Saved entries:

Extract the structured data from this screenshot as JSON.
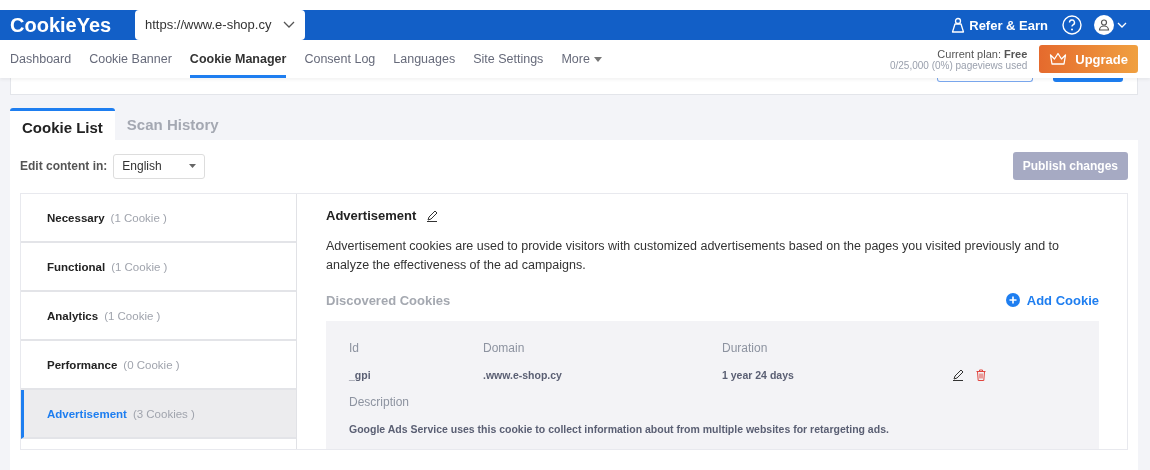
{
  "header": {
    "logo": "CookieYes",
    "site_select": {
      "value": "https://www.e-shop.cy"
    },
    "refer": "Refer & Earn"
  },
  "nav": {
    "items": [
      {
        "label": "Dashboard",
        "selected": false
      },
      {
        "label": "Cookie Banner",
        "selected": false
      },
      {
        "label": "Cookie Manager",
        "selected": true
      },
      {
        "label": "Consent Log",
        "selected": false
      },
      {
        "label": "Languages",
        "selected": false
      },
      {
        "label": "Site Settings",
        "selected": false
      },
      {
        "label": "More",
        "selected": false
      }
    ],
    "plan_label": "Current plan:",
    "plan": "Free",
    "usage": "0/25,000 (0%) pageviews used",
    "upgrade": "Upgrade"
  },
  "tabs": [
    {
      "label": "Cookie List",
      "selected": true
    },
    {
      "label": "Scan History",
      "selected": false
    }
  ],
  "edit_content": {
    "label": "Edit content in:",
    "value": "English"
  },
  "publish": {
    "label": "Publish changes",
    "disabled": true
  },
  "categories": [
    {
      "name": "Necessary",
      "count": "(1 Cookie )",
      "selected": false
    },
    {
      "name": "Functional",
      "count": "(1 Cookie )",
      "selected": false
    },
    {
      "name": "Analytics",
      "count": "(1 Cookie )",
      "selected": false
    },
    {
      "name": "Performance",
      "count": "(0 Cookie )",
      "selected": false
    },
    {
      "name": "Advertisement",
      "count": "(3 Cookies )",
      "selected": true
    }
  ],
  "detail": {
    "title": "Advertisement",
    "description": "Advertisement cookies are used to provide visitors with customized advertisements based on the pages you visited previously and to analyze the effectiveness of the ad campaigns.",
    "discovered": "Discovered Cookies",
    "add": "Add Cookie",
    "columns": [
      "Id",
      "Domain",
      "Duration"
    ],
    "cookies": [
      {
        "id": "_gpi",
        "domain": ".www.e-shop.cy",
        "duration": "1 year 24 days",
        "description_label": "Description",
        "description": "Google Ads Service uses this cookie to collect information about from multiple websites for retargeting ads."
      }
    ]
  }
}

==

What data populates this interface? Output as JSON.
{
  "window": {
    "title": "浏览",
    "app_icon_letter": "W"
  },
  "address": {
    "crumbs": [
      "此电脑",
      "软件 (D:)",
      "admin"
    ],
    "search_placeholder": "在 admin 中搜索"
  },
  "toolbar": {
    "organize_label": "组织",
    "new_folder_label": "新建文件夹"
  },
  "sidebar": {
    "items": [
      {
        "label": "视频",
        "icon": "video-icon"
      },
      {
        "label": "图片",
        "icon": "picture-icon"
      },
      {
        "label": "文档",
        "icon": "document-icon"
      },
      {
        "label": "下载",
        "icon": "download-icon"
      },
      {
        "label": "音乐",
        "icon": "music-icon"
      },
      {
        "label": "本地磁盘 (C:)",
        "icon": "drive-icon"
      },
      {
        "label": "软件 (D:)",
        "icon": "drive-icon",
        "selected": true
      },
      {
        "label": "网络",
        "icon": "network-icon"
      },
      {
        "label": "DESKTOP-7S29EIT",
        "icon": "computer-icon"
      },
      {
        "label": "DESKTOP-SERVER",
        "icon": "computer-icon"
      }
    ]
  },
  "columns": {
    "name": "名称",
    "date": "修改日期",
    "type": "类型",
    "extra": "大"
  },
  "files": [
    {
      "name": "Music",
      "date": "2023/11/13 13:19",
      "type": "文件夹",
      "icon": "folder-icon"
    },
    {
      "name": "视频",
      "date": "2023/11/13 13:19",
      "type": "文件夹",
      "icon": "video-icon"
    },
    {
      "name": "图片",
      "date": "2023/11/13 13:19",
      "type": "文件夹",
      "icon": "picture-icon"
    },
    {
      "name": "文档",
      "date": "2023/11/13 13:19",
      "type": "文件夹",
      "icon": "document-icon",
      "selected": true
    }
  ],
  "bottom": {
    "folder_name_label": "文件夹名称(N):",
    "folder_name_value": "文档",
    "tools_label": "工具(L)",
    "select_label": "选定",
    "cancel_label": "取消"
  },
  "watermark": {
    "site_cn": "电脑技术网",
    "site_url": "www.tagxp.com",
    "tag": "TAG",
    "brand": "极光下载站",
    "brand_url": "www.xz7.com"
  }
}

==

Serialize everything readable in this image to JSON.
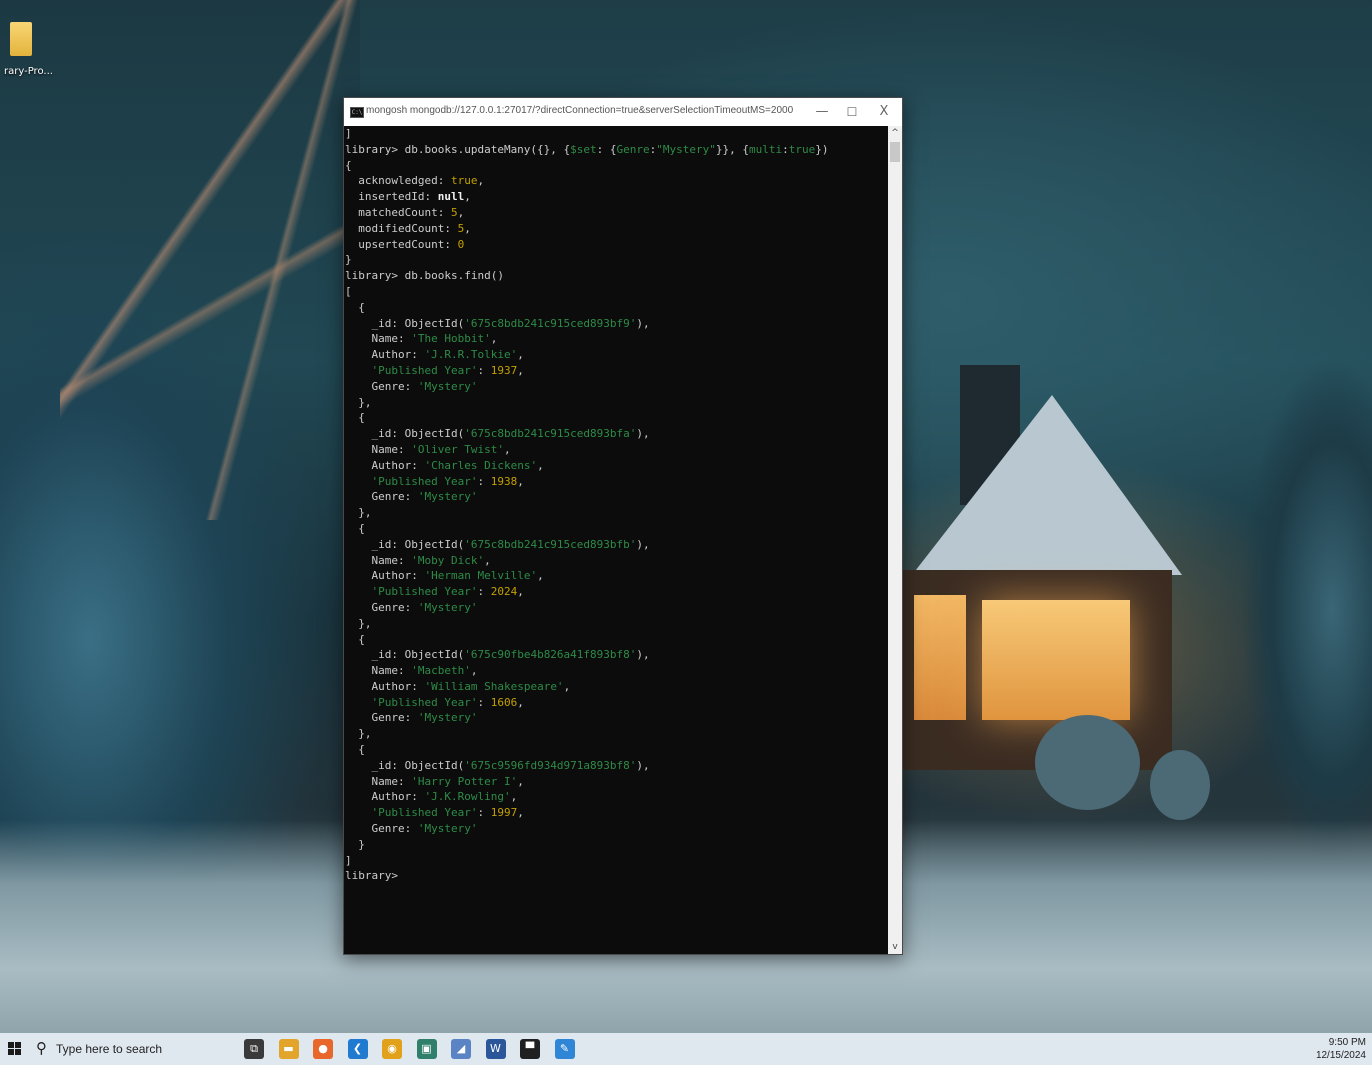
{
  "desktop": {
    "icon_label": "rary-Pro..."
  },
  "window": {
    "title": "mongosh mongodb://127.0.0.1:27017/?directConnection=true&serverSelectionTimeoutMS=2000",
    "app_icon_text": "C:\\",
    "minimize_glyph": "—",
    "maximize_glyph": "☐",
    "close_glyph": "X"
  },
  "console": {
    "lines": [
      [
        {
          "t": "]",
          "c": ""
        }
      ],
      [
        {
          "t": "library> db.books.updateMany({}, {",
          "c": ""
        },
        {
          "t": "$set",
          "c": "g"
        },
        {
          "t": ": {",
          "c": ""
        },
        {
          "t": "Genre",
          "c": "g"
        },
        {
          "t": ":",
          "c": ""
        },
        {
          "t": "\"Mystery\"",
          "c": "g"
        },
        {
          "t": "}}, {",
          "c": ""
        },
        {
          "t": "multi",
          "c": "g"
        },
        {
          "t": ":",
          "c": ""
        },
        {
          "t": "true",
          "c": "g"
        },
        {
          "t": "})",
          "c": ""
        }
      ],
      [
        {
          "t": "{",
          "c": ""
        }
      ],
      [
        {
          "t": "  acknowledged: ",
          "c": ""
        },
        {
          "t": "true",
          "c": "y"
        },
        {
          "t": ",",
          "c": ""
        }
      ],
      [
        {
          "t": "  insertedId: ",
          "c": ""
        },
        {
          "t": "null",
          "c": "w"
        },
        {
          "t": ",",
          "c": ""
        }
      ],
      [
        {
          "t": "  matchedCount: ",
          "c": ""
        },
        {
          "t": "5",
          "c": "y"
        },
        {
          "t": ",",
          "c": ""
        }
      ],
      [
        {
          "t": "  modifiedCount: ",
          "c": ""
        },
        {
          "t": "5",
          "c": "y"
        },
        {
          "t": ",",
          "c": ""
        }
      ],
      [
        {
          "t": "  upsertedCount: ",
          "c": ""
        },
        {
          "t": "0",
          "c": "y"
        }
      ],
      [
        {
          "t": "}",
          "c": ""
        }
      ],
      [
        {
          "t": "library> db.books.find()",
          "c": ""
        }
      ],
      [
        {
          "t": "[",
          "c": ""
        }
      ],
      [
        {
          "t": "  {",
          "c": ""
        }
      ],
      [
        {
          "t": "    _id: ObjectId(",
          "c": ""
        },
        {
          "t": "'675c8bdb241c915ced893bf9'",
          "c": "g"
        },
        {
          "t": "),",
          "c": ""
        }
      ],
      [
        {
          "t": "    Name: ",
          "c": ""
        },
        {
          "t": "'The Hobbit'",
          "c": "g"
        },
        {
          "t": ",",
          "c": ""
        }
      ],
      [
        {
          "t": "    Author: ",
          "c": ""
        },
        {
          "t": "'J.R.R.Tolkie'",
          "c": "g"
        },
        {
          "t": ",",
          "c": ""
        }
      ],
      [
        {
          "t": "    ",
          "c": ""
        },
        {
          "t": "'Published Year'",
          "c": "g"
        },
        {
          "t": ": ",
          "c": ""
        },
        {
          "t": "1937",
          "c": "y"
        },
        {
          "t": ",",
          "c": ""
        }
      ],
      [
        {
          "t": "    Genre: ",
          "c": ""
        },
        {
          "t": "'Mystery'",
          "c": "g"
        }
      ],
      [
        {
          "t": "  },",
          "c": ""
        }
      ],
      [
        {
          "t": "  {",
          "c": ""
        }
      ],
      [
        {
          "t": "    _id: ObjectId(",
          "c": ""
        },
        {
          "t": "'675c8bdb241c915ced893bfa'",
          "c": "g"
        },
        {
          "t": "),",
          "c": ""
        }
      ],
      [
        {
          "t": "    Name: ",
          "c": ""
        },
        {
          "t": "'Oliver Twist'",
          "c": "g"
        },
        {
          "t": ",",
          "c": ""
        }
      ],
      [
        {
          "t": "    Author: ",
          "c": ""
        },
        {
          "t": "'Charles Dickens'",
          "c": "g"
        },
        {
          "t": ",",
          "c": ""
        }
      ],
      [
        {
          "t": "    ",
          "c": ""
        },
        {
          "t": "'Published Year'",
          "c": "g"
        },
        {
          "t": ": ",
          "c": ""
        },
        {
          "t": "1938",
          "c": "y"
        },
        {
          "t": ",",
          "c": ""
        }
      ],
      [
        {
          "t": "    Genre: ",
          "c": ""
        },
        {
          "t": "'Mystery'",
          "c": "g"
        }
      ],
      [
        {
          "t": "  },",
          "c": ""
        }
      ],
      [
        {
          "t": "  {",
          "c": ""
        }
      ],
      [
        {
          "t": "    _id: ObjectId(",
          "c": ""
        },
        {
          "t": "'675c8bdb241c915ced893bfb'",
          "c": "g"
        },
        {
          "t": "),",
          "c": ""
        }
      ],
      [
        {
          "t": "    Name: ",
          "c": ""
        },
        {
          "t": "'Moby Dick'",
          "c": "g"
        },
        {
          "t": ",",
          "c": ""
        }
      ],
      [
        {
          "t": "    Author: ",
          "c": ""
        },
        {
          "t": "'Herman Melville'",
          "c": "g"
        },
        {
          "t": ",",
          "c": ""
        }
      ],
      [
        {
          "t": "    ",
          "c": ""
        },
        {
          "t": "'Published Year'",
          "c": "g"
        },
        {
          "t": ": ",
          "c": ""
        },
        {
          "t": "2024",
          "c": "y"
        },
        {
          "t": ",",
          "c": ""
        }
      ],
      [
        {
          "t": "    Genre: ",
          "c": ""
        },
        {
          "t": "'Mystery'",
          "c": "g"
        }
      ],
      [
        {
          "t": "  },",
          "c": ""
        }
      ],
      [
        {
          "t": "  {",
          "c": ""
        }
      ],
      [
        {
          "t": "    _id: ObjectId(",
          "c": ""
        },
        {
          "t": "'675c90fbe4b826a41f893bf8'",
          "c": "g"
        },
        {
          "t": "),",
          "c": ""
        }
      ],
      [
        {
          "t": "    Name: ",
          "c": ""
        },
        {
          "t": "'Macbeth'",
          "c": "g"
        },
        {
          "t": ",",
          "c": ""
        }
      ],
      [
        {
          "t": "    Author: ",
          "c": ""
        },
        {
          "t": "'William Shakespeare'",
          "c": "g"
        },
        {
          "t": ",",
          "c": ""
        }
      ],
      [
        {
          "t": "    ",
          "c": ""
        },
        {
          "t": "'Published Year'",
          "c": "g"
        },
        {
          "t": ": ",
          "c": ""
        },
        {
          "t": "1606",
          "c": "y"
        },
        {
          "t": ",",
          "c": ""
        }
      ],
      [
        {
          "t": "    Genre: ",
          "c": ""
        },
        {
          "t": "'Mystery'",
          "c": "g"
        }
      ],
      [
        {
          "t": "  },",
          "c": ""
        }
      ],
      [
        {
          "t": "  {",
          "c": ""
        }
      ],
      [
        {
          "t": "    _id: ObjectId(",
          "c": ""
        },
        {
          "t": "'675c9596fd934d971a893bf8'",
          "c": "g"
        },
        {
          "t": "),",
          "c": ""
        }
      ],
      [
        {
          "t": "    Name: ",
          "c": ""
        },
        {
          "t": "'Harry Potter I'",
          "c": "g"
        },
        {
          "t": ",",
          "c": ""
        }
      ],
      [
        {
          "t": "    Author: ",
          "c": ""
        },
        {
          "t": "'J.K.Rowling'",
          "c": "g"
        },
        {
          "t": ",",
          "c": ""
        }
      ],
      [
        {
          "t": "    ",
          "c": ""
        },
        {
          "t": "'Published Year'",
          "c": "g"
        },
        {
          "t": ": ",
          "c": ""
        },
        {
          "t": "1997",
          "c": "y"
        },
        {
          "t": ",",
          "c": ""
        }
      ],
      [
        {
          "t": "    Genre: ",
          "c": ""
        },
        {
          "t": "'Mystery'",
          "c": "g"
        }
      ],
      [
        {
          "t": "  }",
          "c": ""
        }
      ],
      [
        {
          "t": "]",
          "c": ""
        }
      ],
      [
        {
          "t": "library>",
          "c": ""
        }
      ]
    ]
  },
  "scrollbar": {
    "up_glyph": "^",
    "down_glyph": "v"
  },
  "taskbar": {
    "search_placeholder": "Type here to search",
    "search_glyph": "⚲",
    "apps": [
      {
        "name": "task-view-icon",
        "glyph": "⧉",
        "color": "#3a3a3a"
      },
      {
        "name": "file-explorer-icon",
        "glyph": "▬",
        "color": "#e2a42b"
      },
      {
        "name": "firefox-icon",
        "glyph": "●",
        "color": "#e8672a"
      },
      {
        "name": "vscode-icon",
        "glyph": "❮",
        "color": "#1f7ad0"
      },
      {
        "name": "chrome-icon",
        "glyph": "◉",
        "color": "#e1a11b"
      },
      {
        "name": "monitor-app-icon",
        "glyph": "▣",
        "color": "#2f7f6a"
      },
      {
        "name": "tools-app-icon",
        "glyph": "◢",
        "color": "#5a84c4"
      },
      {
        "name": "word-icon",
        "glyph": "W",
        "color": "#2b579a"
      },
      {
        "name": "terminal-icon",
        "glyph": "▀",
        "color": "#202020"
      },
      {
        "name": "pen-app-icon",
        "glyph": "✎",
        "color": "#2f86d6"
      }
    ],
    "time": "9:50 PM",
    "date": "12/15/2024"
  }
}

• SHORT TASK:
Find all the lines containing "from" in the material, then copy them.

• WRITTEN SOLUTION:
Extract the structured data from this screenshot as JSON.
        "description": "Google Ads Service uses this cookie to collect information about from multiple websites for retargeting ads."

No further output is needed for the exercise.